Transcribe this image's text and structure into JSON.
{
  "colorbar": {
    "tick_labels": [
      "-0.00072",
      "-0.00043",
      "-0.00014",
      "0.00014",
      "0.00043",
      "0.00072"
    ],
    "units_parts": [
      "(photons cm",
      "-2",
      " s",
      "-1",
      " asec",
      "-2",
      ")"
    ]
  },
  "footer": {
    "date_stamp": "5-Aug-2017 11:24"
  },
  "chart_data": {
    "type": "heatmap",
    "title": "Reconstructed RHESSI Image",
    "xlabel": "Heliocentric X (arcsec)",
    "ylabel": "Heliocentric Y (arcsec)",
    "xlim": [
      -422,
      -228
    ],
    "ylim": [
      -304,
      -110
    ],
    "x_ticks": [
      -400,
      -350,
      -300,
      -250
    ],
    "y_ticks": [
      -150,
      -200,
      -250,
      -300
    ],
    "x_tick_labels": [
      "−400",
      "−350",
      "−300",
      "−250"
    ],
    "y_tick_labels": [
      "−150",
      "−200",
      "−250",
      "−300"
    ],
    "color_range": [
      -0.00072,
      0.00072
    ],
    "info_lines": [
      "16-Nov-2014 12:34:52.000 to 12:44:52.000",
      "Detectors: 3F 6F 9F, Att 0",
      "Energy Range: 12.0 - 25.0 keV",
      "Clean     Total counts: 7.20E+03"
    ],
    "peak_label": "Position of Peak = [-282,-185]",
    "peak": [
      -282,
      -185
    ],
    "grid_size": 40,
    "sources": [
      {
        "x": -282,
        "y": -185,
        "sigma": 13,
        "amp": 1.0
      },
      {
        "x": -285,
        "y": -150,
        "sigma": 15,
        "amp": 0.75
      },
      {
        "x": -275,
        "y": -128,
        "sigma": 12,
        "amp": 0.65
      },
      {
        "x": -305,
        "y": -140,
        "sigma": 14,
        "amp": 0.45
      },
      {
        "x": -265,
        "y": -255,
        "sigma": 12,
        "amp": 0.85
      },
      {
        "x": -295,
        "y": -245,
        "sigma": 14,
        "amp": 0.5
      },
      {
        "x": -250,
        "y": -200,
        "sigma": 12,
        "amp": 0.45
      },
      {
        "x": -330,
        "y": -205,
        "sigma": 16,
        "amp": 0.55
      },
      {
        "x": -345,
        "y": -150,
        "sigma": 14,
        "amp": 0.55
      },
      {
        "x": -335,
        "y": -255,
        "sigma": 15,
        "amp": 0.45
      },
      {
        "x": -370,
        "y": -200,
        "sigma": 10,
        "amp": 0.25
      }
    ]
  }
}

What the exercise asks =>
Track down every line of the material containing the string "Heliocentric", and copy it.

Correct answer =>
    "xlabel": "Heliocentric X (arcsec)",
    "ylabel": "Heliocentric Y (arcsec)",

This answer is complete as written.